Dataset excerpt
----

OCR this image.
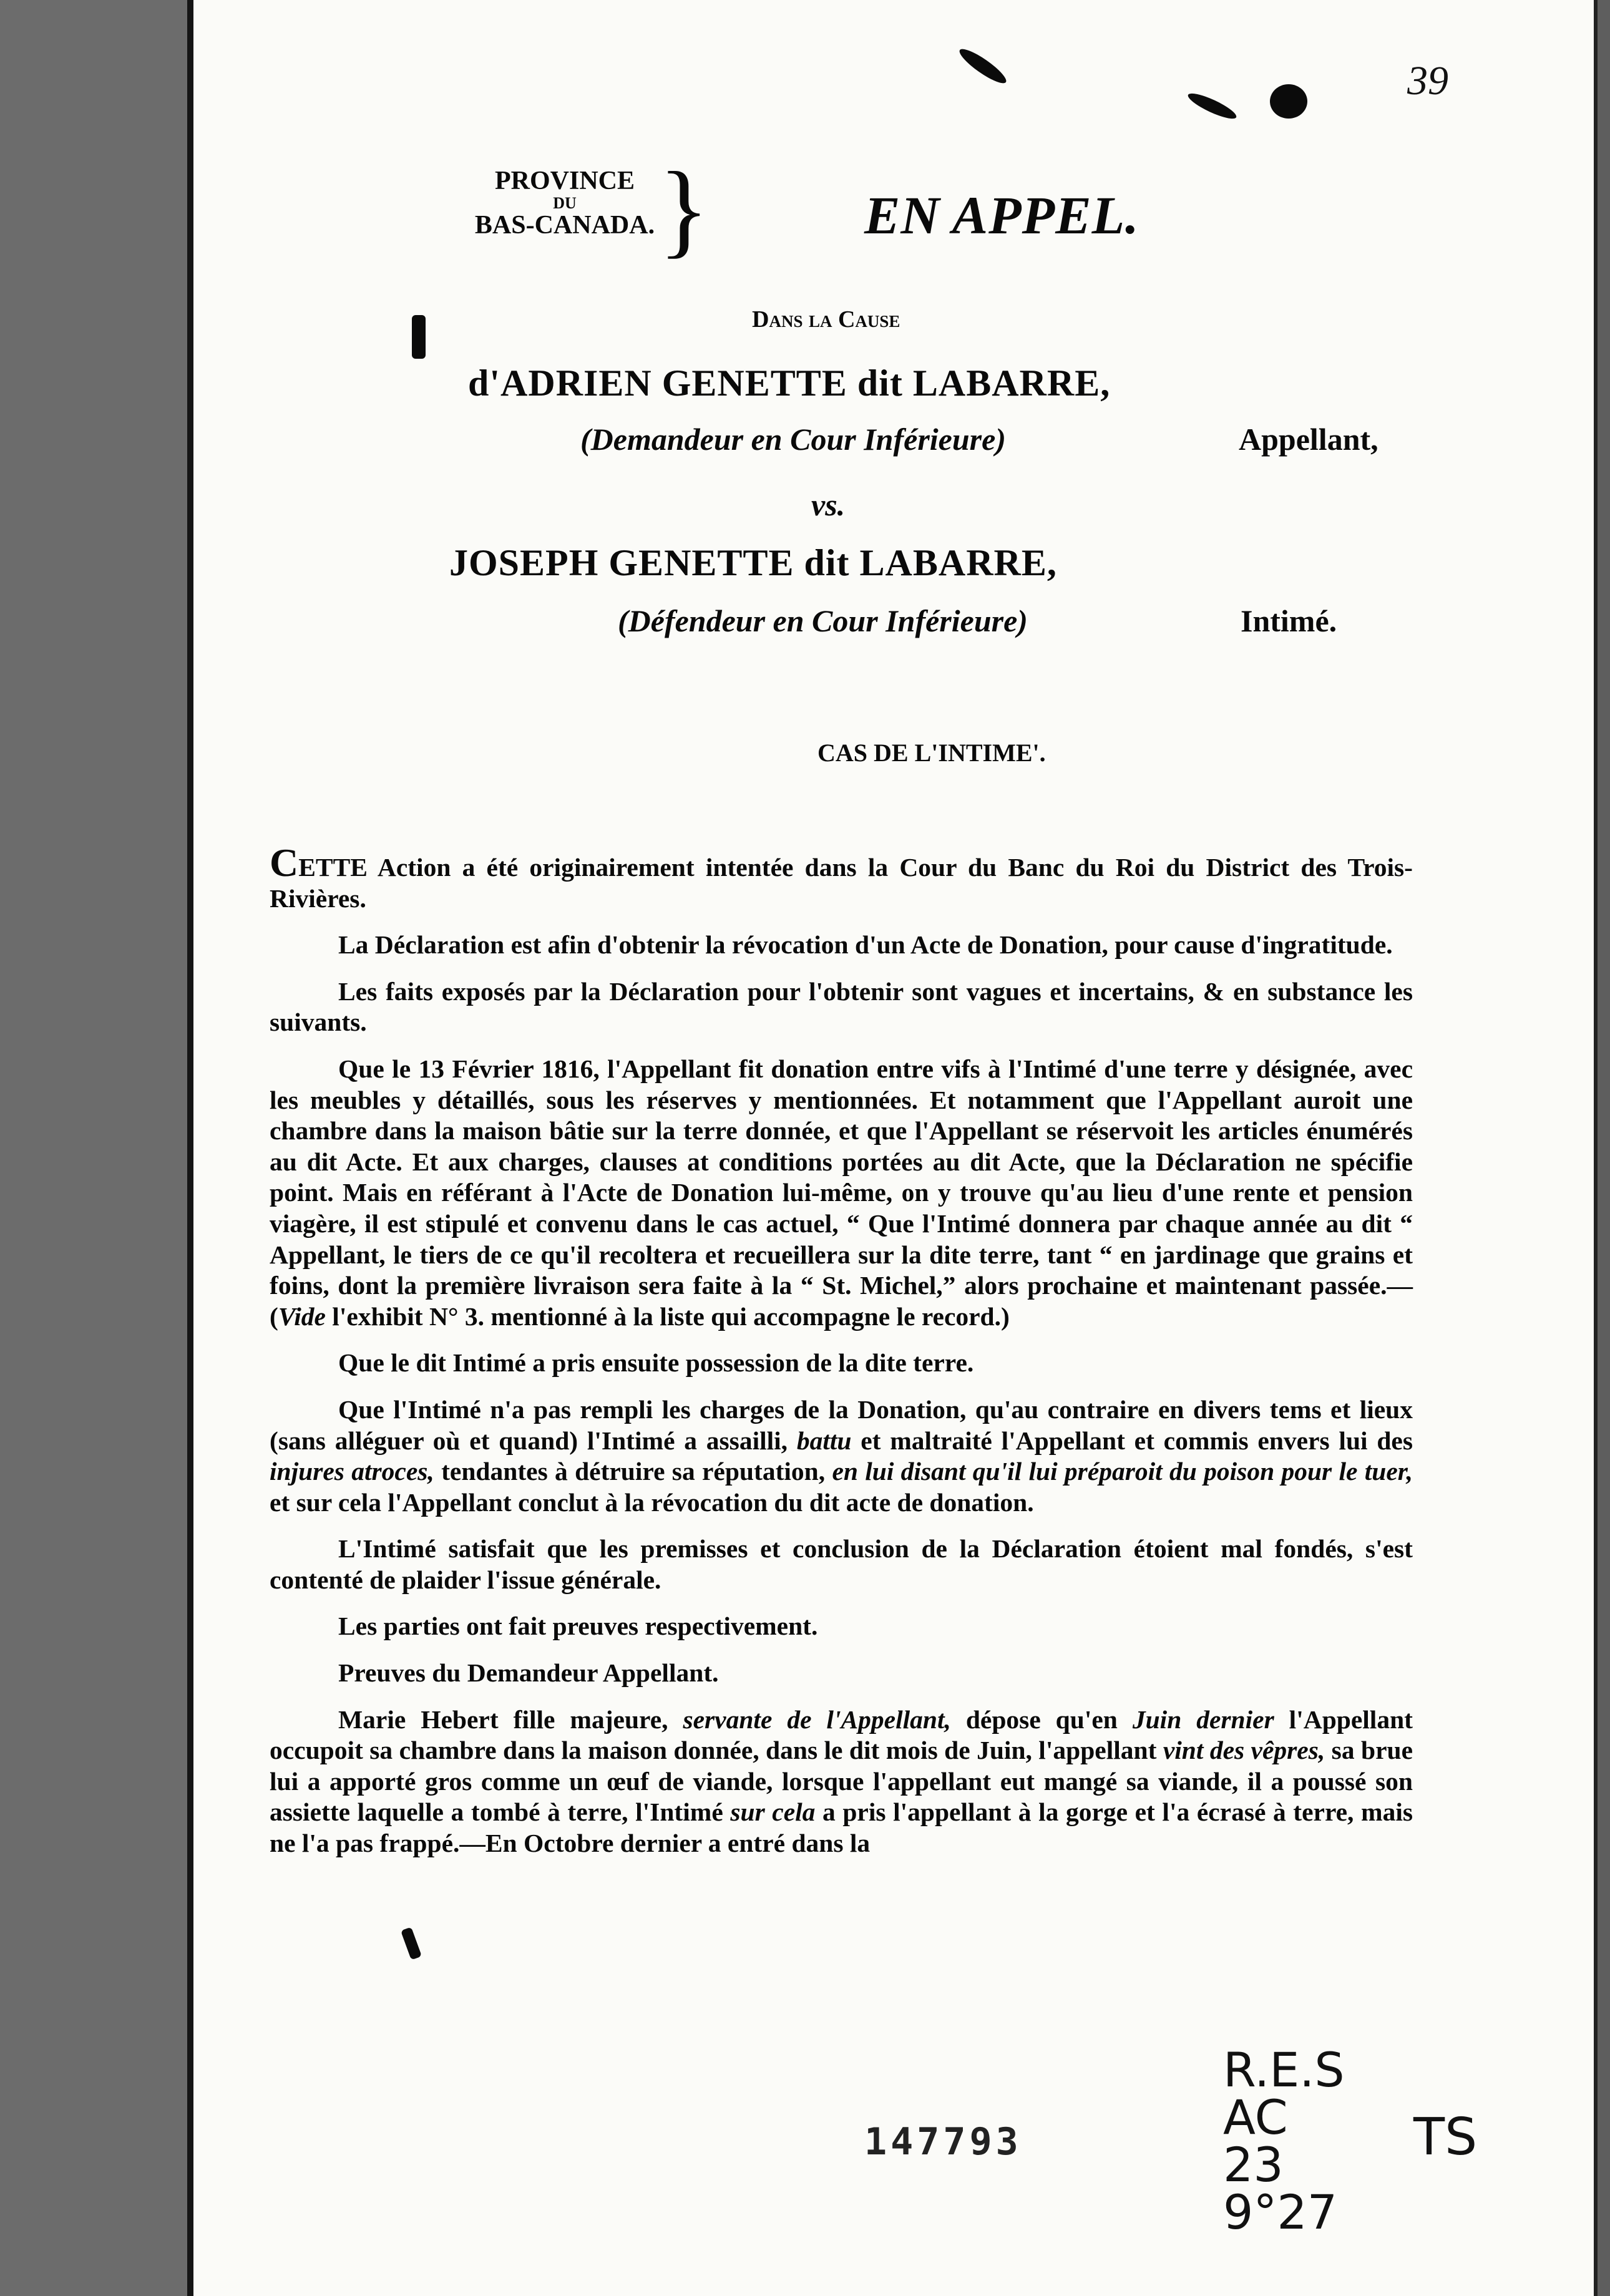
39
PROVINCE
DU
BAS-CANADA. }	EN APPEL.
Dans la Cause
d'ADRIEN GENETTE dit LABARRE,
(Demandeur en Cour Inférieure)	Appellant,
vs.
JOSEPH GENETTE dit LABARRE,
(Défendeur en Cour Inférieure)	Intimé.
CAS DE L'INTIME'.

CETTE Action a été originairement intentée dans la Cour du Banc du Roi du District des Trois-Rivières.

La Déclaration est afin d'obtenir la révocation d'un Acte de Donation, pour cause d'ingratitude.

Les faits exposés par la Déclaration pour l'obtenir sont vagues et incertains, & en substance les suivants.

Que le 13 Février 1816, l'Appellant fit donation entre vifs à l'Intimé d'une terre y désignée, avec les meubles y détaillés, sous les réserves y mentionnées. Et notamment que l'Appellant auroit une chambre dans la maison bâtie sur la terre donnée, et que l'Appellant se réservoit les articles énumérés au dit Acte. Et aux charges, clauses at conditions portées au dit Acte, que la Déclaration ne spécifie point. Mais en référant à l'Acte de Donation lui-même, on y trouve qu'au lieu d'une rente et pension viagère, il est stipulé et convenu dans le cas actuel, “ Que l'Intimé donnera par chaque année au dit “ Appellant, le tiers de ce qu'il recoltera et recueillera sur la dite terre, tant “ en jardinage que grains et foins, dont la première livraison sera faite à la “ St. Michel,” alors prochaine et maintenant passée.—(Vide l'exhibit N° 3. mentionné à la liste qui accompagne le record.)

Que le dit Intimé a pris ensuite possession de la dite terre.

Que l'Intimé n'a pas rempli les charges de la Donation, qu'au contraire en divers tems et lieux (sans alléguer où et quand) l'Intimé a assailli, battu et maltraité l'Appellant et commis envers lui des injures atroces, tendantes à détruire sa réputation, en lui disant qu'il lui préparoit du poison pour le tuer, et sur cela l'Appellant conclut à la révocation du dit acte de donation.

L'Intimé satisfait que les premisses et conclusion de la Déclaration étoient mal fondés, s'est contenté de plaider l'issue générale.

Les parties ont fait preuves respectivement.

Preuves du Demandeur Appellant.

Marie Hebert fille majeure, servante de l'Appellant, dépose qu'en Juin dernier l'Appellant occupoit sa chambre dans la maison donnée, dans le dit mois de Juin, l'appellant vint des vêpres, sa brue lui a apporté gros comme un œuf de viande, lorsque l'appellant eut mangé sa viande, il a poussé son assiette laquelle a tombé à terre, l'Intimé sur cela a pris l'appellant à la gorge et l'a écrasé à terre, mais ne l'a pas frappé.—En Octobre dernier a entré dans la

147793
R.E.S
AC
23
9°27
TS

----

WHAT THE TASK ASKS -> Restate each entry word for word, leaving out any pictures.

WRITTEN SOLUTION ->
OCR this image.
39
PROVINCE
DU
BAS-CANADA. }	EN APPEL.
Dans la Cause
d'ADRIEN GENETTE dit LABARRE,
(Demandeur en Cour Inférieure)	Appellant,
vs.
JOSEPH GENETTE dit LABARRE,
(Défendeur en Cour Inférieure)	Intimé.
CAS DE L'INTIME'.

CETTE Action a été originairement intentée dans la Cour du Banc du Roi du District des Trois-Rivières.

La Déclaration est afin d'obtenir la révocation d'un Acte de Donation, pour cause d'ingratitude.

Les faits exposés par la Déclaration pour l'obtenir sont vagues et incertains, & en substance les suivants.

Que le 13 Février 1816, l'Appellant fit donation entre vifs à l'Intimé d'une terre y désignée, avec les meubles y détaillés, sous les réserves y mentionnées. Et notamment que l'Appellant auroit une chambre dans la maison bâtie sur la terre donnée, et que l'Appellant se réservoit les articles énumérés au dit Acte. Et aux charges, clauses at conditions portées au dit Acte, que la Déclaration ne spécifie point. Mais en référant à l'Acte de Donation lui-même, on y trouve qu'au lieu d'une rente et pension viagère, il est stipulé et convenu dans le cas actuel, “ Que l'Intimé donnera par chaque année au dit “ Appellant, le tiers de ce qu'il recoltera et recueillera sur la dite terre, tant “ en jardinage que grains et foins, dont la première livraison sera faite à la “ St. Michel,” alors prochaine et maintenant passée.—(Vide l'exhibit N° 3. mentionné à la liste qui accompagne le record.)

Que le dit Intimé a pris ensuite possession de la dite terre.

Que l'Intimé n'a pas rempli les charges de la Donation, qu'au contraire en divers tems et lieux (sans alléguer où et quand) l'Intimé a assailli, battu et maltraité l'Appellant et commis envers lui des injures atroces, tendantes à détruire sa réputation, en lui disant qu'il lui préparoit du poison pour le tuer, et sur cela l'Appellant conclut à la révocation du dit acte de donation.

L'Intimé satisfait que les premisses et conclusion de la Déclaration étoient mal fondés, s'est contenté de plaider l'issue générale.

Les parties ont fait preuves respectivement.

Preuves du Demandeur Appellant.

Marie Hebert fille majeure, servante de l'Appellant, dépose qu'en Juin dernier l'Appellant occupoit sa chambre dans la maison donnée, dans le dit mois de Juin, l'appellant vint des vêpres, sa brue lui a apporté gros comme un œuf de viande, lorsque l'appellant eut mangé sa viande, il a poussé son assiette laquelle a tombé à terre, l'Intimé sur cela a pris l'appellant à la gorge et l'a écrasé à terre, mais ne l'a pas frappé.—En Octobre dernier a entré dans la

147793
R.E.S
AC
23
9°27
TS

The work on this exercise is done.